Exercise inputs:

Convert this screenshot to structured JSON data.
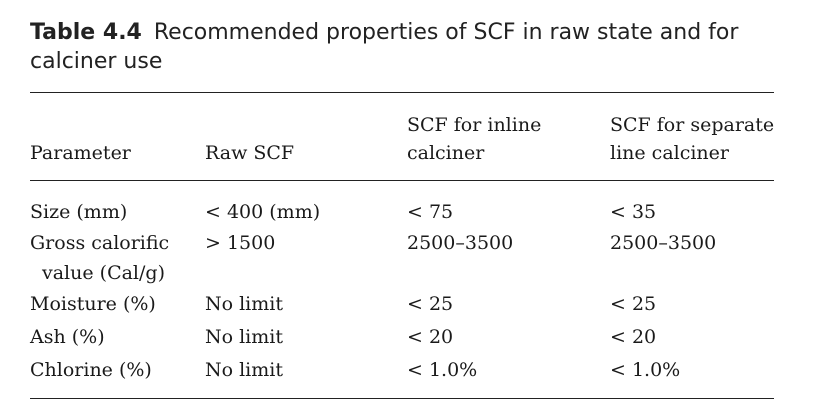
{
  "caption": {
    "label": "Table 4.4",
    "text": "Recommended properties of SCF in raw state and for calciner use"
  },
  "table": {
    "headers": {
      "parameter": "Parameter",
      "raw": "Raw SCF",
      "inline_line1": "SCF for inline",
      "inline_line2": "calciner",
      "separate_line1": "SCF for separate",
      "separate_line2": "line calciner"
    },
    "rows": [
      {
        "parameter": "Size (mm)",
        "raw": "< 400 (mm)",
        "inline": "< 75",
        "separate": "< 35"
      },
      {
        "parameter": "Gross calorific",
        "parameter_cont": "value (Cal/g)",
        "raw": "> 1500",
        "inline": "2500–3500",
        "separate": "2500–3500"
      },
      {
        "parameter": "Moisture (%)",
        "raw": "No limit",
        "inline": "< 25",
        "separate": "< 25"
      },
      {
        "parameter": "Ash (%)",
        "raw": "No limit",
        "inline": "< 20",
        "separate": "< 20"
      },
      {
        "parameter": "Chlorine (%)",
        "raw": "No limit",
        "inline": "< 1.0%",
        "separate": "< 1.0%"
      }
    ]
  }
}
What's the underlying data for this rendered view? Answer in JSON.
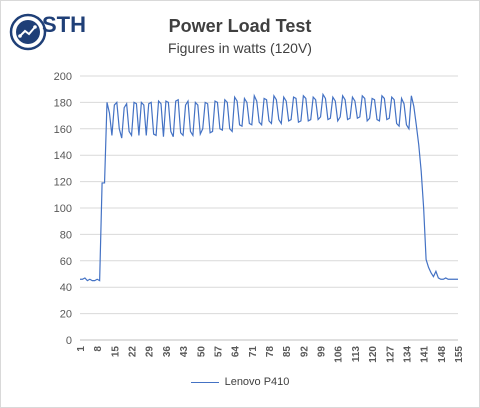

Task:
Make a word-for-word copy of the entries, without any pictures.

Complete response:
Convert this screenshot to structured JSON data.
{
  "caption": {
    "label": "Table 4.4",
    "text": "Recommended properties of SCF in raw state and for calciner use"
  },
  "table": {
    "headers": {
      "parameter": "Parameter",
      "raw": "Raw SCF",
      "inline_line1": "SCF for inline",
      "inline_line2": "calciner",
      "separate_line1": "SCF for separate",
      "separate_line2": "line calciner"
    },
    "rows": [
      {
        "parameter": "Size (mm)",
        "raw": "< 400 (mm)",
        "inline": "< 75",
        "separate": "< 35"
      },
      {
        "parameter": "Gross calorific",
        "parameter_cont": "value (Cal/g)",
        "raw": "> 1500",
        "inline": "2500–3500",
        "separate": "2500–3500"
      },
      {
        "parameter": "Moisture (%)",
        "raw": "No limit",
        "inline": "< 25",
        "separate": "< 25"
      },
      {
        "parameter": "Ash (%)",
        "raw": "No limit",
        "inline": "< 20",
        "separate": "< 20"
      },
      {
        "parameter": "Chlorine (%)",
        "raw": "No limit",
        "inline": "< 1.0%",
        "separate": "< 1.0%"
      }
    ]
  }
}
What's the underlying data for this rendered view? Answer in JSON.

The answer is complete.